━━━━━ ENTRIES PROVIDED

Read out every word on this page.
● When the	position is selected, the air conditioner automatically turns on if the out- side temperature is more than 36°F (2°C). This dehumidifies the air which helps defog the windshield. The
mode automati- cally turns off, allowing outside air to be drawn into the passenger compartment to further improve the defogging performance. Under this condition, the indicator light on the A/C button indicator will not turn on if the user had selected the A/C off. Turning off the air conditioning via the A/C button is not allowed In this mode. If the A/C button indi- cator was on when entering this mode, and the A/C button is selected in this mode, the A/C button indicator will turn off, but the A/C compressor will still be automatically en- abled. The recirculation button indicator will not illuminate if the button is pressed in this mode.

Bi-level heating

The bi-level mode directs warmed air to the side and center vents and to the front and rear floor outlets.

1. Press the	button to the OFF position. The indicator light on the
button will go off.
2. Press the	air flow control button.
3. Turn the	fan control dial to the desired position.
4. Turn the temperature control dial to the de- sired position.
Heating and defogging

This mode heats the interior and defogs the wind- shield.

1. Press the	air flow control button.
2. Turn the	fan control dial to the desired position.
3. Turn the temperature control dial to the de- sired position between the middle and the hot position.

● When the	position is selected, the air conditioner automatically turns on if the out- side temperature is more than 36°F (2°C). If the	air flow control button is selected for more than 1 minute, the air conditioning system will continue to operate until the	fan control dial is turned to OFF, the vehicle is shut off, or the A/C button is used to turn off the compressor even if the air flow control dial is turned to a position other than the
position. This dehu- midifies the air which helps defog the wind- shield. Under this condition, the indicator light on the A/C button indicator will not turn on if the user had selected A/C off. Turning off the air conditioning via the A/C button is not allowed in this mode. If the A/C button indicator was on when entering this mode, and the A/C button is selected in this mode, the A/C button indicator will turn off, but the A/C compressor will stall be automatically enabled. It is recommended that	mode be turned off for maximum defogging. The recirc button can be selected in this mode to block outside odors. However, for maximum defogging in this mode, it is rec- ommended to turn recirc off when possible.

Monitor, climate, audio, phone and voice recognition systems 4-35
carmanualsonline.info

━━━━━━━━━━

(DIRECTION) How many lines of the listing include the string "desired"? Answer with the number alone.

(WRITTEN REPLY) 2